Stated problem: Single out the lines that include the word "panels". Copy them.

Raw records:
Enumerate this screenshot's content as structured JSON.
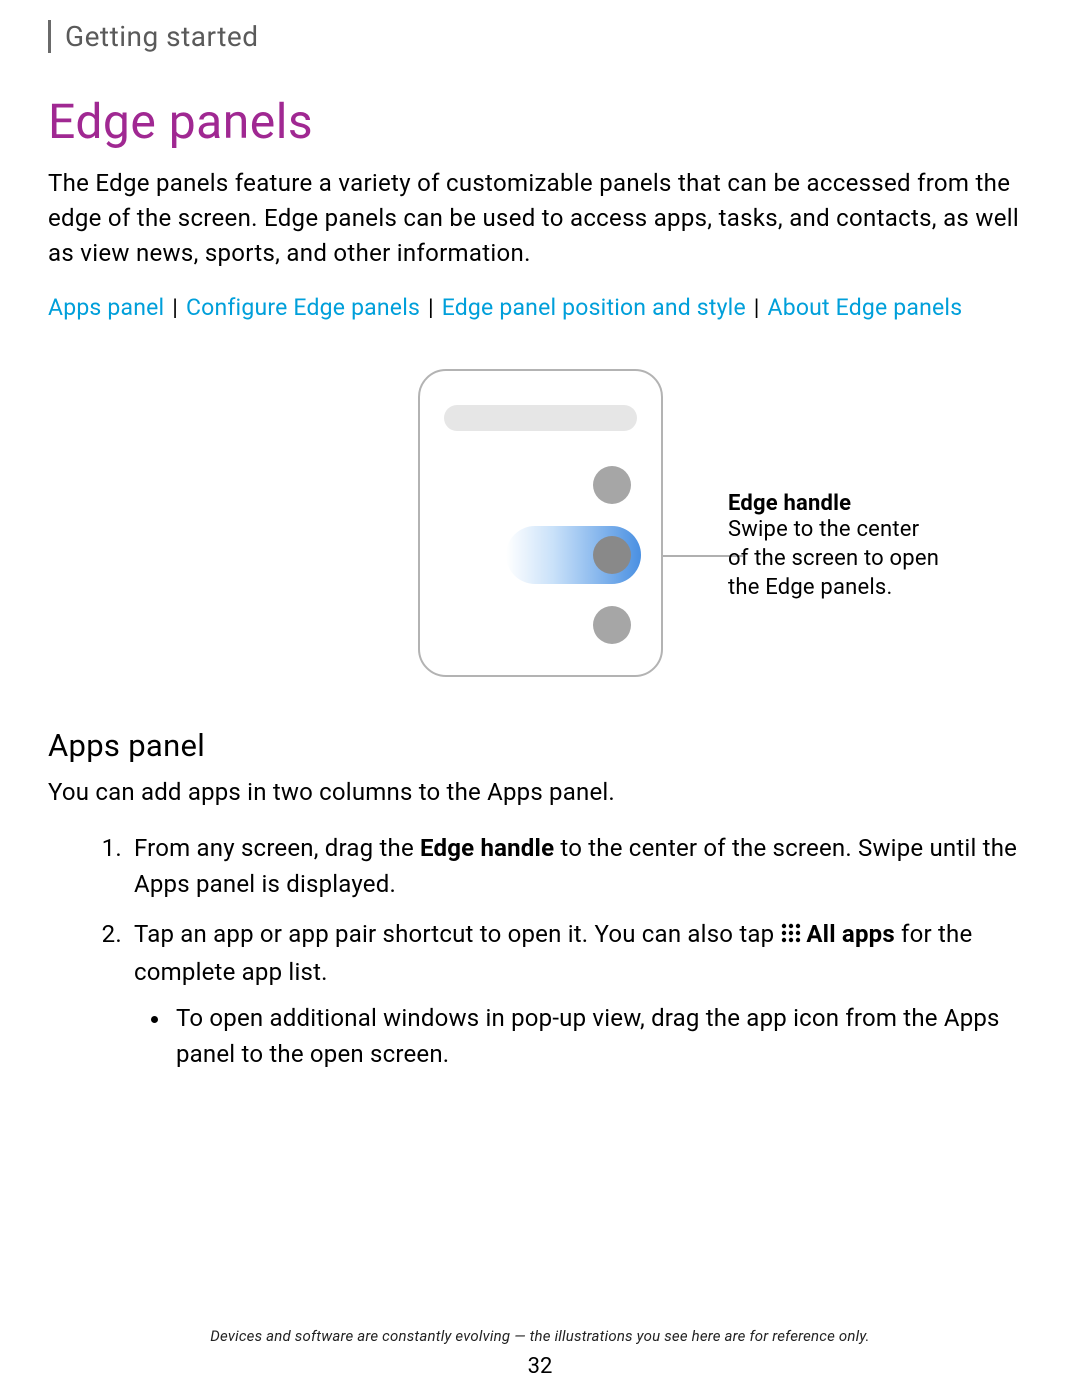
{
  "breadcrumb": "Getting started",
  "title": "Edge panels",
  "intro": "The Edge panels feature a variety of customizable panels that can be accessed from the edge of the screen. Edge panels can be used to access apps, tasks, and contacts, as well as view news, sports, and other information.",
  "links": {
    "l1": "Apps panel",
    "l2": "Configure Edge panels",
    "l3": "Edge panel position and style",
    "l4": "About Edge panels"
  },
  "callout": {
    "title": "Edge handle",
    "text": "Swipe to the center of the screen to open the Edge panels."
  },
  "apps_panel": {
    "heading": "Apps panel",
    "intro": "You can add apps in two columns to the Apps panel.",
    "step1_before": "From any screen, drag the ",
    "step1_bold": "Edge handle",
    "step1_after": " to the center of the screen. Swipe until the Apps panel is displayed.",
    "step2_before": "Tap an app or app pair shortcut to open it. You can also tap",
    "step2_bold": "All apps",
    "step2_after": " for the complete app list.",
    "bullet1": "To open additional windows in pop-up view, drag the app icon from the Apps panel to the open screen."
  },
  "footer": "Devices and software are constantly evolving — the illustrations you see here are for reference only.",
  "page_number": "32"
}
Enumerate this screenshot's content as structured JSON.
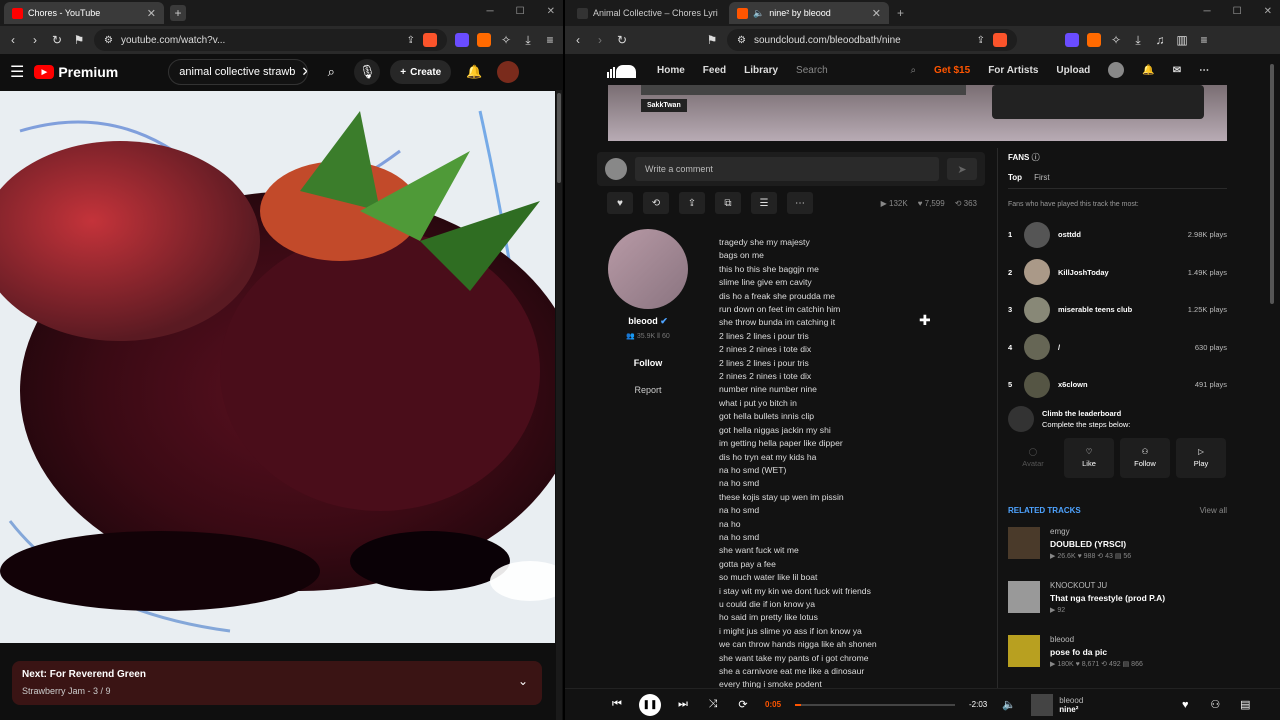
{
  "left": {
    "tab_title": "Chores - YouTube",
    "url": "youtube.com/watch?v...",
    "yt_brand": "Premium",
    "search_value": "animal collective strawb",
    "create_label": "Create",
    "next_label": "Next: For Reverend Green",
    "next_sub": "Strawberry Jam - 3 / 9"
  },
  "right": {
    "tab1_title": "Animal Collective – Chores Lyrics | Ge",
    "tab2_title": "nine² by bleood",
    "url": "soundcloud.com/bleoodbath/nine",
    "nav": [
      "Home",
      "Feed",
      "Library"
    ],
    "search_placeholder": "Search",
    "get15": "Get $15",
    "for_artists": "For Artists",
    "upload": "Upload",
    "banner_tag": "SakkTwan",
    "comment_placeholder": "Write a comment",
    "stats": {
      "plays": "132K",
      "likes": "7,599",
      "reposts": "363"
    },
    "artist": {
      "name": "bleood",
      "followers": "35.9K",
      "tracks": "60",
      "follow": "Follow",
      "report": "Report"
    },
    "lyrics": [
      "tragedy she my majesty",
      "bags on me",
      "this ho this she baggjn me",
      "slime line give em cavity",
      "dis ho a freak she proudda me",
      "run down on feet im catchin him",
      "she throw bunda im catching it",
      "2 lines 2 lines i pour tris",
      "2 nines 2 nines i tote dix",
      "2 lines 2 lines i pour tris",
      "2 nines 2 nines i tote dix",
      "number nine number nine",
      "what i put yo bitch in",
      "got hella bullets innis clip",
      "got hella niggas jackin my shi",
      "im getting hella paper like dipper",
      "dis ho tryn eat my kids ha",
      "na ho smd (WET)",
      "na ho smd",
      "these kojis stay up wen im pissin",
      "na ho smd",
      "na ho",
      "na ho smd",
      "she want fuck wit me",
      "gotta pay a fee",
      "so much water like lil boat",
      "i stay wit my kin we dont fuck wit friends",
      "u could die if ion know ya",
      "ho said im pretty like lotus",
      "i might jus slime yo ass if ion know ya",
      "we can throw hands nigga like ah shonen",
      "she want take my pants of i got chrome",
      "she a carnivore eat me like a dinosaur",
      "every thing i smoke podent"
    ],
    "fans": {
      "title": "FANS",
      "tab_top": "Top",
      "tab_first": "First",
      "subtitle": "Fans who have played this track the most:",
      "list": [
        {
          "rank": "1",
          "name": "osttdd",
          "plays": "2.98K plays"
        },
        {
          "rank": "2",
          "name": "KillJoshToday",
          "plays": "1.49K plays"
        },
        {
          "rank": "3",
          "name": "miserable teens club",
          "plays": "1.25K plays"
        },
        {
          "rank": "4",
          "name": "/",
          "plays": "630 plays"
        },
        {
          "rank": "5",
          "name": "x6clown",
          "plays": "491 plays"
        }
      ],
      "climb_title": "Climb the leaderboard",
      "climb_sub": "Complete the steps below:",
      "steps": [
        "Avatar",
        "Like",
        "Follow",
        "Play"
      ]
    },
    "related": {
      "title": "RELATED TRACKS",
      "view_all": "View all",
      "tracks": [
        {
          "artist": "emgy",
          "title": "DOUBLED (YRSCI)",
          "stats": "▶ 26.6K ♥ 988 ⟲ 43 ▤ 56"
        },
        {
          "artist": "KNOCKOUT JU",
          "title": "That nga freestyle (prod P.A)",
          "stats": "▶ 92"
        },
        {
          "artist": "bleood",
          "title": "pose fo da pic",
          "stats": "▶ 180K ♥ 8,671 ⟲ 492 ▤ 866"
        }
      ]
    },
    "player": {
      "elapsed": "0:05",
      "remaining": "-2:03",
      "artist": "bleood",
      "title": "nine²",
      "progress": 0.04
    }
  }
}
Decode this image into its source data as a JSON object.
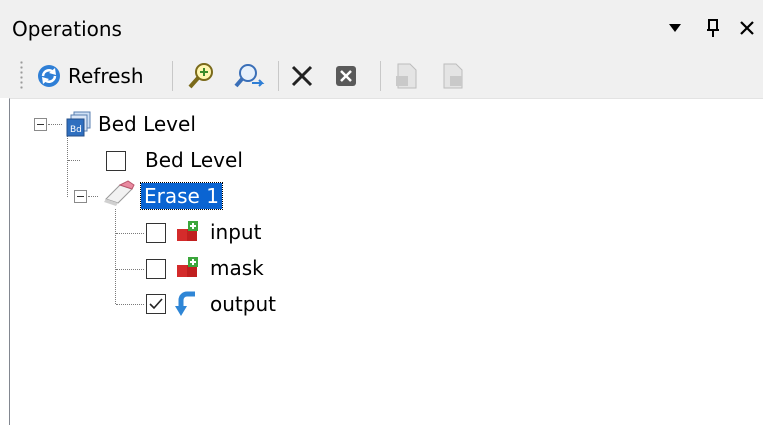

Task result:
  "title": "Edge panels",
  "intro": "The Edge panels feature a variety of customizable panels that can be accessed from the edge of the screen. Edge panels can be used to access apps, tasks, and contacts, as well as view news, sports, and other information.",
    "l2": "Configure Edge panels",
    "l4": "About Edge panels"
    "text": "Swipe to the center of the screen to open the Edge panels."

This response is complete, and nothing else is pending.